• Set task: Please copy the records word for word, starting at the very beginning and ending with the line that contains "resistor R2: [95, 30, 107, 34]", including that line.

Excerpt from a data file
+ + +

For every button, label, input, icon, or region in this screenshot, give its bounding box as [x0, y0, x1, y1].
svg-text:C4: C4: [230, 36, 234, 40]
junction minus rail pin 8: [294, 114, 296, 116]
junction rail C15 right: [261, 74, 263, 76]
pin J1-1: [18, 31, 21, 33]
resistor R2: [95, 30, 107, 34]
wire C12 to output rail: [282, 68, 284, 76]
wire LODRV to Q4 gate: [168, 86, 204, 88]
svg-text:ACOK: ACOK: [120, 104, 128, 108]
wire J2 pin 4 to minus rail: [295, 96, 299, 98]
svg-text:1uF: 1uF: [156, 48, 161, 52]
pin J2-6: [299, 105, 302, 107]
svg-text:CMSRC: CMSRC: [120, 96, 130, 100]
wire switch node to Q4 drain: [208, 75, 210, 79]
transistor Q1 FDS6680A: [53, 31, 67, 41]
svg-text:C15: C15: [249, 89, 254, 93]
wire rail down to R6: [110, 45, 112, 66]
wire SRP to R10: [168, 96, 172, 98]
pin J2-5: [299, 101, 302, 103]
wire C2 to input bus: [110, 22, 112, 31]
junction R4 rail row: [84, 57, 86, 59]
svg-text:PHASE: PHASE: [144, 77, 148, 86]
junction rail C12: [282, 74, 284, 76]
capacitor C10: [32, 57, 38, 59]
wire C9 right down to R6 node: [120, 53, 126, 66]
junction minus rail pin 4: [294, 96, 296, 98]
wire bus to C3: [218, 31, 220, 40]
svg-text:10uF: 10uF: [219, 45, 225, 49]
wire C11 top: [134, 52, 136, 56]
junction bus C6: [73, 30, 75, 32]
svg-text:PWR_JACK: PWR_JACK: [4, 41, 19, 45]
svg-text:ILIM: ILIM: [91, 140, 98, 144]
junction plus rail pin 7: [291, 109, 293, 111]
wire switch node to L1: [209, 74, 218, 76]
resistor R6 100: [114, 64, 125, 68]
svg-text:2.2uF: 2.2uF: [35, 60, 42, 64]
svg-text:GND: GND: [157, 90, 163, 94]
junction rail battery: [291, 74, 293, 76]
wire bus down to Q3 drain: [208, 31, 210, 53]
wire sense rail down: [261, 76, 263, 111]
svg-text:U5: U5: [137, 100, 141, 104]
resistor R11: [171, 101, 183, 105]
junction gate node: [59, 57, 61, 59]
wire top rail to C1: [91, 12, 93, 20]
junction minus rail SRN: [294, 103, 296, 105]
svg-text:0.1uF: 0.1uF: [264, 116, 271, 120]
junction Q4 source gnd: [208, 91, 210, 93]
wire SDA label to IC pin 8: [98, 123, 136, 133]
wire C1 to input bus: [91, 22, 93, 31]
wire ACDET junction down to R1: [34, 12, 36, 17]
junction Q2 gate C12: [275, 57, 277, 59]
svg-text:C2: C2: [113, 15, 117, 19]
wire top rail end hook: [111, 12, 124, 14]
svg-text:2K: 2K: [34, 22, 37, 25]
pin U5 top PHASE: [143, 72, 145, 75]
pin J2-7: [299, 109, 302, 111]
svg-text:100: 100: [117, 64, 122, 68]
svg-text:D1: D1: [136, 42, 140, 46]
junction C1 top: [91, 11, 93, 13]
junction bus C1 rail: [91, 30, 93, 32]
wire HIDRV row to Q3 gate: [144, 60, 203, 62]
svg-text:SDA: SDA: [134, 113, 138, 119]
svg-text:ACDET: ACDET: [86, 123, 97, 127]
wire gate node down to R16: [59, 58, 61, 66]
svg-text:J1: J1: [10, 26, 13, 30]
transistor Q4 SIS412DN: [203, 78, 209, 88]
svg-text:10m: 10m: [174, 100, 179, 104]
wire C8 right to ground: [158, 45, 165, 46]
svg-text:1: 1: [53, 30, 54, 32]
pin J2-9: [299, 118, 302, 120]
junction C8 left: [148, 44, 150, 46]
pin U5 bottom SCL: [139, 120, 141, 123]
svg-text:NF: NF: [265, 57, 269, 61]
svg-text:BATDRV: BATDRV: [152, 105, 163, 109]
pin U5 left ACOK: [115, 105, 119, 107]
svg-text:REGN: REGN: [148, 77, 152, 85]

+ + +

• The result:
For every button, label, input, icon, or region in this screenshot, give its bounding box as [x0, y0, x1, y1].
svg-text:C4: C4: [230, 36, 234, 40]
junction minus rail pin 8: [294, 114, 296, 116]
junction rail C15 right: [261, 74, 263, 76]
pin J1-1: [18, 31, 21, 33]
resistor R2: [95, 30, 107, 34]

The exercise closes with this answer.